### Requirement
Extract each line of the records below that contains the word "this".

### Collected data
▼

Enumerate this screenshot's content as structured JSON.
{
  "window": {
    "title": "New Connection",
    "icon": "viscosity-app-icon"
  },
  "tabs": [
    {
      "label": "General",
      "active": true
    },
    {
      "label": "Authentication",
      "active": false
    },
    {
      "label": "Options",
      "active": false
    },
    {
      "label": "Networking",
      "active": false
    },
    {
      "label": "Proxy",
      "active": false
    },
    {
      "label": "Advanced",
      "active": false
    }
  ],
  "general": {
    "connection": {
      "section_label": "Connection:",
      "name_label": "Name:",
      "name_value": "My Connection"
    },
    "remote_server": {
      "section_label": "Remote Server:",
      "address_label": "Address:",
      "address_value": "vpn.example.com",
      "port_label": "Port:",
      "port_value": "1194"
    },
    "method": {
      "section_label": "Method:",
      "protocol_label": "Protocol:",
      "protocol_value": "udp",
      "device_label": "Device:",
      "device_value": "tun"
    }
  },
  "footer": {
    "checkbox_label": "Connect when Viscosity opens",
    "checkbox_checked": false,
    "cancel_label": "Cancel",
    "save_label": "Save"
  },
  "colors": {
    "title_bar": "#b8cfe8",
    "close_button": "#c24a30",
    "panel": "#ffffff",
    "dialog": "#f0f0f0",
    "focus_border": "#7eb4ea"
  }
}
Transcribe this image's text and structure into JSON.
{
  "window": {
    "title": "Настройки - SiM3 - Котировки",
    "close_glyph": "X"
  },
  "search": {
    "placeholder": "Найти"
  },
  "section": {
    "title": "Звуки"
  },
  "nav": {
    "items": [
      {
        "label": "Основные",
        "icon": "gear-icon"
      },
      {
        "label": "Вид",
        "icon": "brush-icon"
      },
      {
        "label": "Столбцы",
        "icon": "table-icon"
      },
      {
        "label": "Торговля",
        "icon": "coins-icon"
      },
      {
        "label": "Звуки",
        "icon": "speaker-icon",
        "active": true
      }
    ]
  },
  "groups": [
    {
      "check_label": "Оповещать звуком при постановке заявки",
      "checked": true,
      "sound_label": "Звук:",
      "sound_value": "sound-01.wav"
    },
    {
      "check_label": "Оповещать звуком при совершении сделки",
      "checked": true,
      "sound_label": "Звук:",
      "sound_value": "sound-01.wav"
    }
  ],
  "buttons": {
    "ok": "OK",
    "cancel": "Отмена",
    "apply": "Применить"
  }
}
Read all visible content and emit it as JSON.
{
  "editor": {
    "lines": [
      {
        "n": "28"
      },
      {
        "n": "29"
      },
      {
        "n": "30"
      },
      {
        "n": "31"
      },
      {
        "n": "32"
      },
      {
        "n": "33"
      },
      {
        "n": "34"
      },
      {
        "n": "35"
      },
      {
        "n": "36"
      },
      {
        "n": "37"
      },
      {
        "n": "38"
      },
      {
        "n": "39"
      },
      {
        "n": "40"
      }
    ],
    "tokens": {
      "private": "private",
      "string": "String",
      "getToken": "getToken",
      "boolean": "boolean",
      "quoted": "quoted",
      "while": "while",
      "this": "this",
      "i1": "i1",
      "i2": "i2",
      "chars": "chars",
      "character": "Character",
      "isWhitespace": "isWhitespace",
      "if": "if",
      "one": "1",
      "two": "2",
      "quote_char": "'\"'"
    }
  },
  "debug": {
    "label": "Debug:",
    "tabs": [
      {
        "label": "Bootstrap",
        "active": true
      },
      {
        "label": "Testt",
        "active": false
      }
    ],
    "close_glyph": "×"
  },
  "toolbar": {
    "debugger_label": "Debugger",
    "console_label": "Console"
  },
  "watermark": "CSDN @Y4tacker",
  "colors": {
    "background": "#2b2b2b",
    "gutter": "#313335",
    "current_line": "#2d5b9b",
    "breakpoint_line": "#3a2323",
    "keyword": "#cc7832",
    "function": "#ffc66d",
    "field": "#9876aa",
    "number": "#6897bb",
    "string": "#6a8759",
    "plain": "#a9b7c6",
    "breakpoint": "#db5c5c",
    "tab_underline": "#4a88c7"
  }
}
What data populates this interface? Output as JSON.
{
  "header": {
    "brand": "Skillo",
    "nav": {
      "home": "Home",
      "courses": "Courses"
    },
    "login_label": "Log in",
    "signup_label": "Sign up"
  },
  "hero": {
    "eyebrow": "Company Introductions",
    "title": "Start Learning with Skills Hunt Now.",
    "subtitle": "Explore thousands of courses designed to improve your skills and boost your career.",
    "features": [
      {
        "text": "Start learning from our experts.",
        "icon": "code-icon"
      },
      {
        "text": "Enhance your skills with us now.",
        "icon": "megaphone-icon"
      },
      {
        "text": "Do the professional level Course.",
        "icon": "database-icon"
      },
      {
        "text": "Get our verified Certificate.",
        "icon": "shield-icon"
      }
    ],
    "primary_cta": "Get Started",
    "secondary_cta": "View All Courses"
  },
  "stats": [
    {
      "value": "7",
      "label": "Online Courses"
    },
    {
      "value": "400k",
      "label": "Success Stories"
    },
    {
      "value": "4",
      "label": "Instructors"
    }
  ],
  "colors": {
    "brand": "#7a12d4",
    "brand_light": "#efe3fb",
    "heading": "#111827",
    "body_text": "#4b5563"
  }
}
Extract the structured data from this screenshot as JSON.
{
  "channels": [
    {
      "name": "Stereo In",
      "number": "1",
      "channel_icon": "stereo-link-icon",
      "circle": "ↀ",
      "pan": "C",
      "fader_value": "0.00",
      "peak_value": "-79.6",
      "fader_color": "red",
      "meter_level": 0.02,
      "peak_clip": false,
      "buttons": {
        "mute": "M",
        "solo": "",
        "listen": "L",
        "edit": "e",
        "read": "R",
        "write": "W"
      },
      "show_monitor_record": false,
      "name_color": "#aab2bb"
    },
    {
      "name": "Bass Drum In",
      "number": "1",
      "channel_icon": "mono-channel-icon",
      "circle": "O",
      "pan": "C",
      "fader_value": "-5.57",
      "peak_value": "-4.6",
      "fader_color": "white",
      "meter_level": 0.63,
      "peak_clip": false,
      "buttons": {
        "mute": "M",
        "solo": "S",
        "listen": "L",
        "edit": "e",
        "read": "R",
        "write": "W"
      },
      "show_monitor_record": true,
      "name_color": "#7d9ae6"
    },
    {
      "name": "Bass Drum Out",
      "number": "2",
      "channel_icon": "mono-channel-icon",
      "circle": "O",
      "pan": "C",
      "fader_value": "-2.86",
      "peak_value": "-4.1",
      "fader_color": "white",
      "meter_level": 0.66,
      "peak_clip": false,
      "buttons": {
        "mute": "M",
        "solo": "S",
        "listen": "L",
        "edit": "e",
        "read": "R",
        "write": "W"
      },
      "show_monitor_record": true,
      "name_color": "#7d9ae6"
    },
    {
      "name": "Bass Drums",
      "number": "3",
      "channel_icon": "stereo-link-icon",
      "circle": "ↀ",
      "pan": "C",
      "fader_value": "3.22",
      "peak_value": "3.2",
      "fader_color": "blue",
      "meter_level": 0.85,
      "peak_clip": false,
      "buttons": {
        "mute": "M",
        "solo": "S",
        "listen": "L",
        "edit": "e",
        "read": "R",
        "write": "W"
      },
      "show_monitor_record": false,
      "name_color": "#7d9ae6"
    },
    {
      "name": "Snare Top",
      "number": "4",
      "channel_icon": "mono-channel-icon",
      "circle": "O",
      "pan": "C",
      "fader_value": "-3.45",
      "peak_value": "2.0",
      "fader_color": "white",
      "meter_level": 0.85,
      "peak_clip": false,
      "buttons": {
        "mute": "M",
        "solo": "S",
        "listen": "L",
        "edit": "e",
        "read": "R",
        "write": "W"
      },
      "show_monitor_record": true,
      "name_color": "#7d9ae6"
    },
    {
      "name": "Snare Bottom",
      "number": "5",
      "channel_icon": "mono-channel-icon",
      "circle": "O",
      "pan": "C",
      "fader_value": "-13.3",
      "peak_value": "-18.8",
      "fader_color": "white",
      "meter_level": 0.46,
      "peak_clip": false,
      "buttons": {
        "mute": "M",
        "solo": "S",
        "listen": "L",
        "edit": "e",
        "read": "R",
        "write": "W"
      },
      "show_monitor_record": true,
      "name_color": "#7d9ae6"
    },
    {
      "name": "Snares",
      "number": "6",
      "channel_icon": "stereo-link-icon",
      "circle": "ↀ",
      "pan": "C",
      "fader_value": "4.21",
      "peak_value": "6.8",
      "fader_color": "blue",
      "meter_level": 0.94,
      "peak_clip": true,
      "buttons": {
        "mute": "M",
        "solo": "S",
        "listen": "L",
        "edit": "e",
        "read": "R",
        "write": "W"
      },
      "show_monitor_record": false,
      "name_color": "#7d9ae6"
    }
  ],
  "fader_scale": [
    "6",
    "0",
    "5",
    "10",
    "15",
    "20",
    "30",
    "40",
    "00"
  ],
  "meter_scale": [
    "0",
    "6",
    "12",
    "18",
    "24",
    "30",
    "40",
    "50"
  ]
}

▲

### Result of the task
Enumerate this screenshot's content as structured JSON.
Transcribe this image's text and structure into JSON.
      "this": "this",
What data populates this interface? Output as JSON.
Extract the structured data from this screenshot as JSON.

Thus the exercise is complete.